>> START TEXT SEGMENT

- Also known as: Fat Albert; The New Fat Albert Show; The Adventures of Fat Albert and the Cosby Kids;
- Genre: Comedy drama; Slapstick; Educational; Slice of life;
- Created by: Bill Cosby
- Developed by: Bill Cosby
- Directed by: Hal Sutherland
- Creative director: Don Christensen
- Starring: Bill Cosby
- Voices of: Bill Cosby; Lou Scheimer; Jan Crawford; Gerald Edwards; Pepe Brown; Eric Suter; Jay Scheimer; Erika Scheimer; Lane Scheimer; Keith Sutherland; Eric Greene; Ty Henderson; Kim Hamilton; Lee Chamberlin; Frank Welker; Linda Gary;
- Narrated by: Bill Cosby
- Theme music composer: Ricky Sheldon; Edward Fournier;
- Opening theme: "Gonna Have a Good Time (Fat Albert Theme)" (Performed by Michael Gray)
- Ending theme: "Gonna Have a Good Time (Fat Albert Theme)" (Instrumental)
- Composer: Ricky Sheldon
- Country of origin: United States
- Original language: English
- No. of seasons: 8
- No. of episodes: 110 (+ 5 specials) (list of episodes)

Production
- Executive producer: Bill Cosby
- Producers: Lou Scheimer; Norm Prescott (1972–84);
- Production location: California
- Editor: Lou Scheimer
- Camera setup: N/A
- Running time: 20 minutes (regular episodes)
- Production company: Filmation

Original release
- Network: CBS
- Release: September 9, 1972 – November 13, 1982
- Network: First-run syndication
- Release: September 1, 1984 – August 10, 1985

Related
- Hey, Hey, Hey, It's Fat Albert (1969);

= Fat Albert and the Cosby Kids =

American animated television series

Fat Albert and the Cosby Kids (often referred to simply as Fat Albert) is an American educational animated television series created, produced, and hosted (in live action bookends) by comedian Bill Cosby, who also lent his voice to a number of characters, including Fat Albert himself. Filmation was the production company for the series. The show premiered in 1972 and aired until 1985 (with new episodes being produced sporadically during that time frame). The show, based on Cosby's remembrances of his childhood friend group, focused on Fat Albert (known for his catchphrase "Hey hey hey!"), and his friends.

The show features an educational lesson in each episode, emphasized by Cosby's live-action segments. In addition, at the end of the early episodes, the gang typically joins in their North Philadelphia junkyard to play a song on their cobbled-together instruments, summarizing the show's lesson.

The New York Times noted that the show "enjoyed enormous success" throughout its run. The show's success led Cosby to create a second animated series, Little Bill, in the late 1990s. Little Bill was intentionally designed to be visually different from Fat Albert, while retaining similar educational lessons and roots in Cosby's childhood experiences.

==Origins and history==
The character Fat Albert first appeared in Bill Cosby's stand-up comedy routine "Buck Buck," as recorded on his 1967 album Revenge. The stories were based upon Cosby's tales about growing up in inner city North Philadelphia. In 1969, Cosby and veteran animator Ken Mundie brought Fat Albert to animation in a prime-time special entitled Hey, Hey, Hey, It's Fat Albert.

>> END TEXT SEGMENT

WHAT YOU NEED TO DO =
Tell whether each statement agrees with the Fat Albert article, answering yes or no and quoting the deciding words. 1. Filmation produced the series. 2. Fat Albert first appeared on a 1969 comedy album titled Revenge. 3. Little Bill was made to look like Fat Albert.

>> START GIVEN MATERIAL

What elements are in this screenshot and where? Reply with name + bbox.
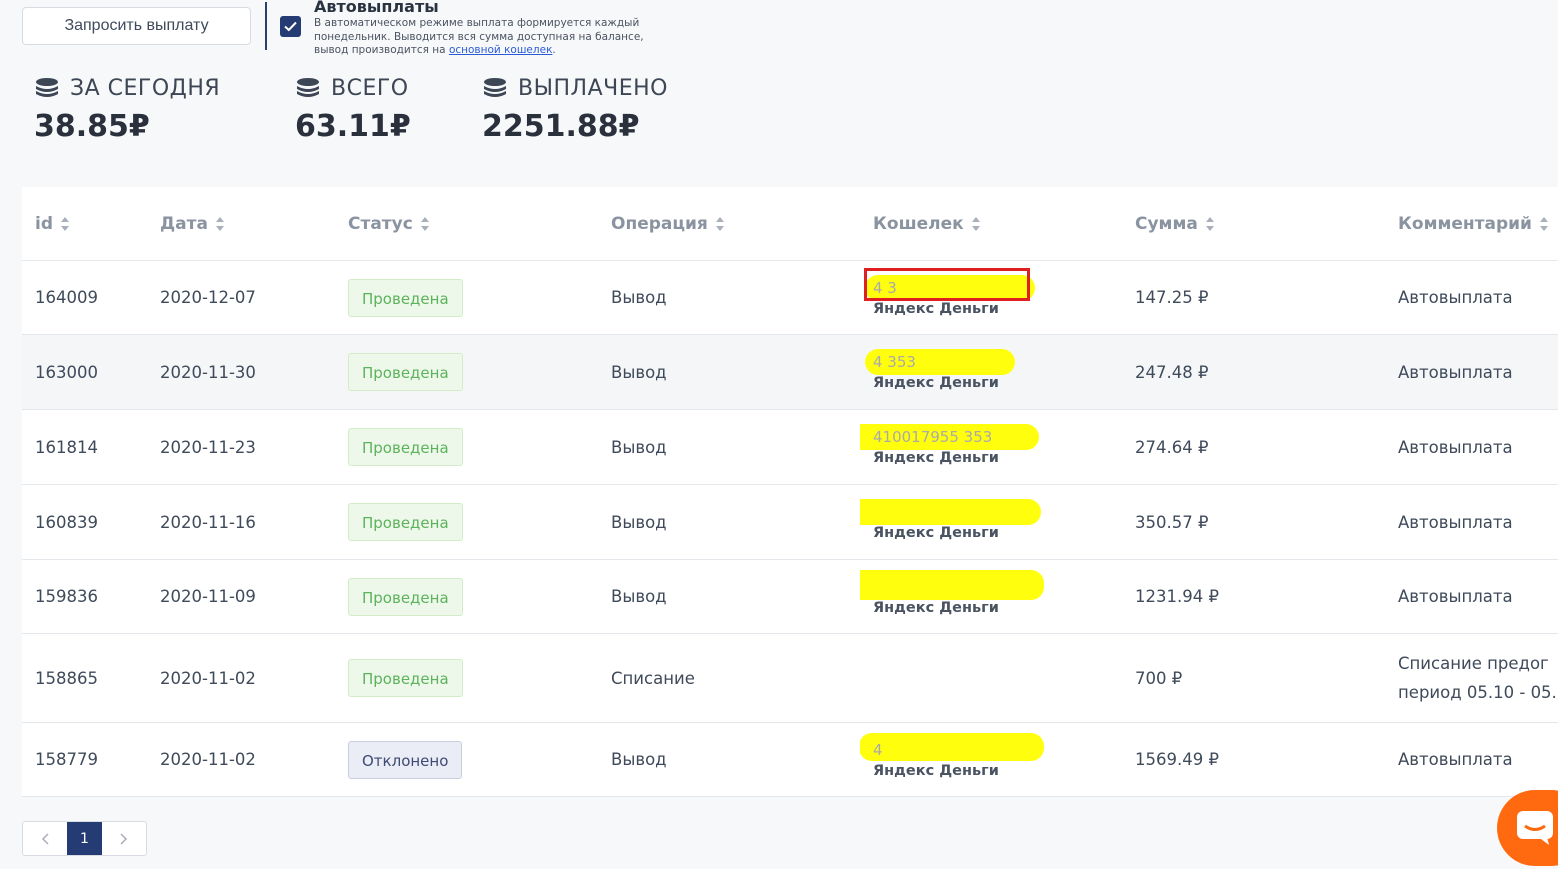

>> END GIVEN MATERIAL

EXERCISE RESPONSE =
1. Yes: "Filmation was the production company for the series."
2. No: "as recorded on his 1967 album Revenge"
3. No: "Little Bill was intentionally designed to be visually different from Fat Albert"